(Listings of boxed layout entries)
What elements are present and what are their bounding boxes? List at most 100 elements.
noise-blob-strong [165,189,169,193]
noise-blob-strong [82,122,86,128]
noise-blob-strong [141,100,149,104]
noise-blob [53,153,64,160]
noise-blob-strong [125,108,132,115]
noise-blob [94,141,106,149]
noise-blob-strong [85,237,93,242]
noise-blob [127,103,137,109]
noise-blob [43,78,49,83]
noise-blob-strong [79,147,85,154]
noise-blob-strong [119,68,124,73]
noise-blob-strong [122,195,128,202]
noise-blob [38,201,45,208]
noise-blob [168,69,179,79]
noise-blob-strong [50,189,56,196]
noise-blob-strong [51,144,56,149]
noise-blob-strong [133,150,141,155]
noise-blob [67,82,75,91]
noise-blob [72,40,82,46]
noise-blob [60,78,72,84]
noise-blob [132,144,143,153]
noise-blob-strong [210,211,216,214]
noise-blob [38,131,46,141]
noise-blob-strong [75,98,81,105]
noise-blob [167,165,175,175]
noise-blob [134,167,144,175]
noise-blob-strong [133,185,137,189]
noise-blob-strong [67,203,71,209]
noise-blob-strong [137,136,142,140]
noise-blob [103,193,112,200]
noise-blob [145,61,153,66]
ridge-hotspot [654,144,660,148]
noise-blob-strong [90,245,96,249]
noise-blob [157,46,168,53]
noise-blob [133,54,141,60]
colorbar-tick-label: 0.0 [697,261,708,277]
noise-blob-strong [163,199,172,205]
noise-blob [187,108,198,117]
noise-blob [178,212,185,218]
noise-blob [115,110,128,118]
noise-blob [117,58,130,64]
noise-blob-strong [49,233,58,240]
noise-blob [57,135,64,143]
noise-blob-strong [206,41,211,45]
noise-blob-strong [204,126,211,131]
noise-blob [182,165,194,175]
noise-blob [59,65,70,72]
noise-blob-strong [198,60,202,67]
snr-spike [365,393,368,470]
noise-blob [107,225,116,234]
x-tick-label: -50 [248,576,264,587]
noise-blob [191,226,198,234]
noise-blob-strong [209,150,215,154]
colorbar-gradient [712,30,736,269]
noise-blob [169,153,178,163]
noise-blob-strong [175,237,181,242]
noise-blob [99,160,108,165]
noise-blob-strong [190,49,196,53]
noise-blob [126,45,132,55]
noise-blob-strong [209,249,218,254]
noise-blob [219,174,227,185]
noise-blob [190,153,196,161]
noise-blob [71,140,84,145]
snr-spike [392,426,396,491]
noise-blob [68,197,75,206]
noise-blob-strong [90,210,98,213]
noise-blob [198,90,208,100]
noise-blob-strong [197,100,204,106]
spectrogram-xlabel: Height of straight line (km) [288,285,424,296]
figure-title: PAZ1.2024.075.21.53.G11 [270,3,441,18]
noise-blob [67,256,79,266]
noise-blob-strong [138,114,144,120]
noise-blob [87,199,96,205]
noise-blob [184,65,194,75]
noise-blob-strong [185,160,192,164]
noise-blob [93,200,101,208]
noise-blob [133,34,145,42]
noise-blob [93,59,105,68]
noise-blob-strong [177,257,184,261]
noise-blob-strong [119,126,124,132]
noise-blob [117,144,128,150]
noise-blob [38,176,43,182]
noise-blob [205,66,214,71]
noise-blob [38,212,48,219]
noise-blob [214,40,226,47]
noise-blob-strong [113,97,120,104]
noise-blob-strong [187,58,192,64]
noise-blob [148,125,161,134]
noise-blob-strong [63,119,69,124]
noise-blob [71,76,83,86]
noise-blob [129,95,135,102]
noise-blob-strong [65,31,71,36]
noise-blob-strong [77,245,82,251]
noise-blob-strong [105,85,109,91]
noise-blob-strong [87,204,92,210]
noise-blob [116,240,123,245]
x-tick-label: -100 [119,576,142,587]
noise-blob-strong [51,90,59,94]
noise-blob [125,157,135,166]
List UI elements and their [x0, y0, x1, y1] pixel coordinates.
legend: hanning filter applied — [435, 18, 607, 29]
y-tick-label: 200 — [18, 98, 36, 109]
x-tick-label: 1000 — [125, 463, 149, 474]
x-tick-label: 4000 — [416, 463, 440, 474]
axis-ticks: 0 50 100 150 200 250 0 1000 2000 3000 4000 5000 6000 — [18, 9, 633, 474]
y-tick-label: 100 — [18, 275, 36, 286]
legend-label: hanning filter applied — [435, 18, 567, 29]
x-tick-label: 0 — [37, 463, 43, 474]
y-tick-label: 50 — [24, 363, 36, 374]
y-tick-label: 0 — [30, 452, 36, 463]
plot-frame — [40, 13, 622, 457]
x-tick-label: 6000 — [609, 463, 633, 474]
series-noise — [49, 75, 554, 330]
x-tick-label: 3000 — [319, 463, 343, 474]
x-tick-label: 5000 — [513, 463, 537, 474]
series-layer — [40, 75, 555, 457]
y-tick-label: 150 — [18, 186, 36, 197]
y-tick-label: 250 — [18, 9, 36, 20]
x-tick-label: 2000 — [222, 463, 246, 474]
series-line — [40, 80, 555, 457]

Task objective >>
Transcribe everything from the start of the entries down to the line containing "noise-blob-strong [51,144,56,149]", keeping both end lines and every line between them unchanged.

Solution >>
What elements are present and what are their bounding boxes? List at most 100 elements.
noise-blob-strong [165,189,169,193]
noise-blob-strong [82,122,86,128]
noise-blob-strong [141,100,149,104]
noise-blob [53,153,64,160]
noise-blob-strong [125,108,132,115]
noise-blob [94,141,106,149]
noise-blob-strong [85,237,93,242]
noise-blob [127,103,137,109]
noise-blob [43,78,49,83]
noise-blob-strong [79,147,85,154]
noise-blob-strong [119,68,124,73]
noise-blob-strong [122,195,128,202]
noise-blob [38,201,45,208]
noise-blob [168,69,179,79]
noise-blob-strong [50,189,56,196]
noise-blob-strong [51,144,56,149]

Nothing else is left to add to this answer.